Leave out the pictures and repeat the rest of the material exactly.

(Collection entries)
■ ■ ■
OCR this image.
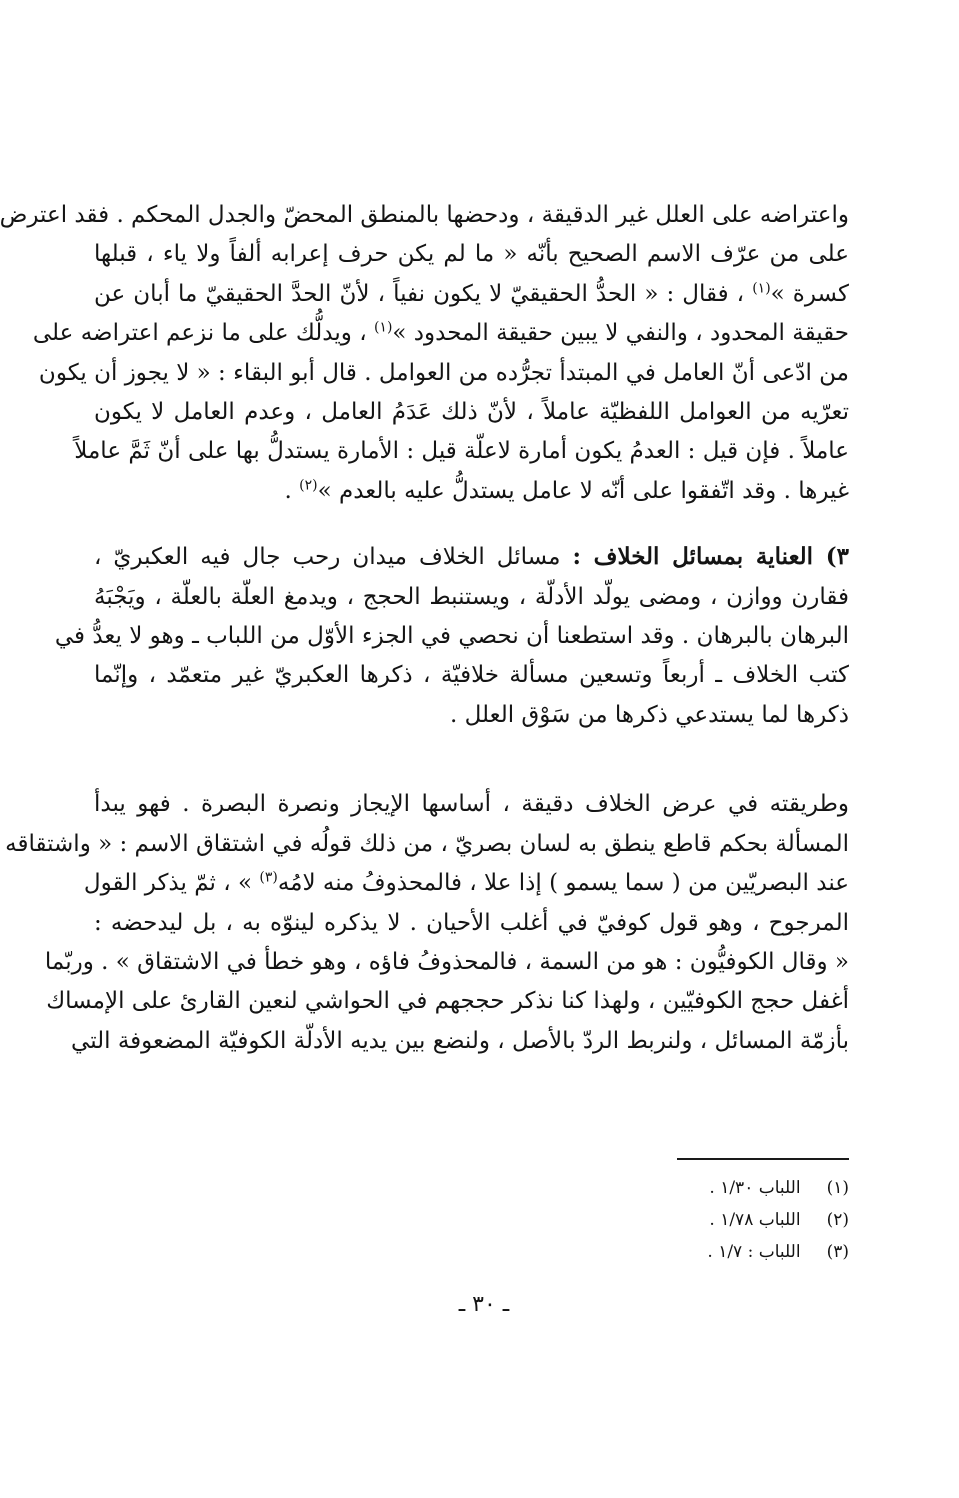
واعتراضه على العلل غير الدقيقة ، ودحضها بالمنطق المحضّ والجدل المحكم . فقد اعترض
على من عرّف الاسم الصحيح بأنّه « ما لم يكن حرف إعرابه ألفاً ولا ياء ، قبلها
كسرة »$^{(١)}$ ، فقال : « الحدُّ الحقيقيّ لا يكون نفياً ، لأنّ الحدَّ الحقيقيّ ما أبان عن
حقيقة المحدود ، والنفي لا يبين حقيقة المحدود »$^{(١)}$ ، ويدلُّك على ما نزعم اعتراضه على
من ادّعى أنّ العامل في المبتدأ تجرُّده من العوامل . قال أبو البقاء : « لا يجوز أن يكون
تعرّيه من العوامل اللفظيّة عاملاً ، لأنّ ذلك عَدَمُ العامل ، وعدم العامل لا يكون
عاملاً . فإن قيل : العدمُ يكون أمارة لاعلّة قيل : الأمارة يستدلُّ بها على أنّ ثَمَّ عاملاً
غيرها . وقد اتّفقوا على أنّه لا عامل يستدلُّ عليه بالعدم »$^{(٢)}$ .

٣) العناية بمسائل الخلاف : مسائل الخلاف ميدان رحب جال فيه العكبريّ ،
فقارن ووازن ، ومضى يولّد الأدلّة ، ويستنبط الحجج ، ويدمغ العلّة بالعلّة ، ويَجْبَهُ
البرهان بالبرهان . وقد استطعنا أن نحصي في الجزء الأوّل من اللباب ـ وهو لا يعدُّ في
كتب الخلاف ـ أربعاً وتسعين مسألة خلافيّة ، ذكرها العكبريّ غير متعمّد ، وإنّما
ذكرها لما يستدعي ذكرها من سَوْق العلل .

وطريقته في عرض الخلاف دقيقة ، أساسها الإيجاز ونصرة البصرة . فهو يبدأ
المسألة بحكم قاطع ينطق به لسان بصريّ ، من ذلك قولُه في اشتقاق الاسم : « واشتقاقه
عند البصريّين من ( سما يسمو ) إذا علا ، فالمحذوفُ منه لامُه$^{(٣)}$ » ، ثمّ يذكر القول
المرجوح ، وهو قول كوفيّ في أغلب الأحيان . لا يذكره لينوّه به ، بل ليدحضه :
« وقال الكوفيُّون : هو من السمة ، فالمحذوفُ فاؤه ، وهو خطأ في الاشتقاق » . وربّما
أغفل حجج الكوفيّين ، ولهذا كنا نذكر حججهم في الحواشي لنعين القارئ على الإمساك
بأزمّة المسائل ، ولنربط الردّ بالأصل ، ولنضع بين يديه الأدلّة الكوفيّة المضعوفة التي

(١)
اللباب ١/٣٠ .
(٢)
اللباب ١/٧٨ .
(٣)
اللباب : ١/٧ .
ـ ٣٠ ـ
■ ■ ■
**Complete output**
OCR this image.
واعتراضه على العلل غير الدقيقة ، ودحضها بالمنطق المحضّ والجدل المحكم . فقد اعترض
على من عرّف الاسم الصحيح بأنّه « ما لم يكن حرف إعرابه ألفاً ولا ياء ، قبلها
كسرة »$^{(١)}$ ، فقال : « الحدُّ الحقيقيّ لا يكون نفياً ، لأنّ الحدَّ الحقيقيّ ما أبان عن
حقيقة المحدود ، والنفي لا يبين حقيقة المحدود »$^{(١)}$ ، ويدلُّك على ما نزعم اعتراضه على
من ادّعى أنّ العامل في المبتدأ تجرُّده من العوامل . قال أبو البقاء : « لا يجوز أن يكون
تعرّيه من العوامل اللفظيّة عاملاً ، لأنّ ذلك عَدَمُ العامل ، وعدم العامل لا يكون
عاملاً . فإن قيل : العدمُ يكون أمارة لاعلّة قيل : الأمارة يستدلُّ بها على أنّ ثَمَّ عاملاً
غيرها . وقد اتّفقوا على أنّه لا عامل يستدلُّ عليه بالعدم »$^{(٢)}$ .

٣) العناية بمسائل الخلاف : مسائل الخلاف ميدان رحب جال فيه العكبريّ ،
فقارن ووازن ، ومضى يولّد الأدلّة ، ويستنبط الحجج ، ويدمغ العلّة بالعلّة ، ويَجْبَهُ
البرهان بالبرهان . وقد استطعنا أن نحصي في الجزء الأوّل من اللباب ـ وهو لا يعدُّ في
كتب الخلاف ـ أربعاً وتسعين مسألة خلافيّة ، ذكرها العكبريّ غير متعمّد ، وإنّما
ذكرها لما يستدعي ذكرها من سَوْق العلل .

وطريقته في عرض الخلاف دقيقة ، أساسها الإيجاز ونصرة البصرة . فهو يبدأ
المسألة بحكم قاطع ينطق به لسان بصريّ ، من ذلك قولُه في اشتقاق الاسم : « واشتقاقه
عند البصريّين من ( سما يسمو ) إذا علا ، فالمحذوفُ منه لامُه$^{(٣)}$ » ، ثمّ يذكر القول
المرجوح ، وهو قول كوفيّ في أغلب الأحيان . لا يذكره لينوّه به ، بل ليدحضه :
« وقال الكوفيُّون : هو من السمة ، فالمحذوفُ فاؤه ، وهو خطأ في الاشتقاق » . وربّما
أغفل حجج الكوفيّين ، ولهذا كنا نذكر حججهم في الحواشي لنعين القارئ على الإمساك
بأزمّة المسائل ، ولنربط الردّ بالأصل ، ولنضع بين يديه الأدلّة الكوفيّة المضعوفة التي

(١)
اللباب ١/٣٠ .
(٢)
اللباب ١/٧٨ .
(٣)
اللباب : ١/٧ .
ـ ٣٠ ـ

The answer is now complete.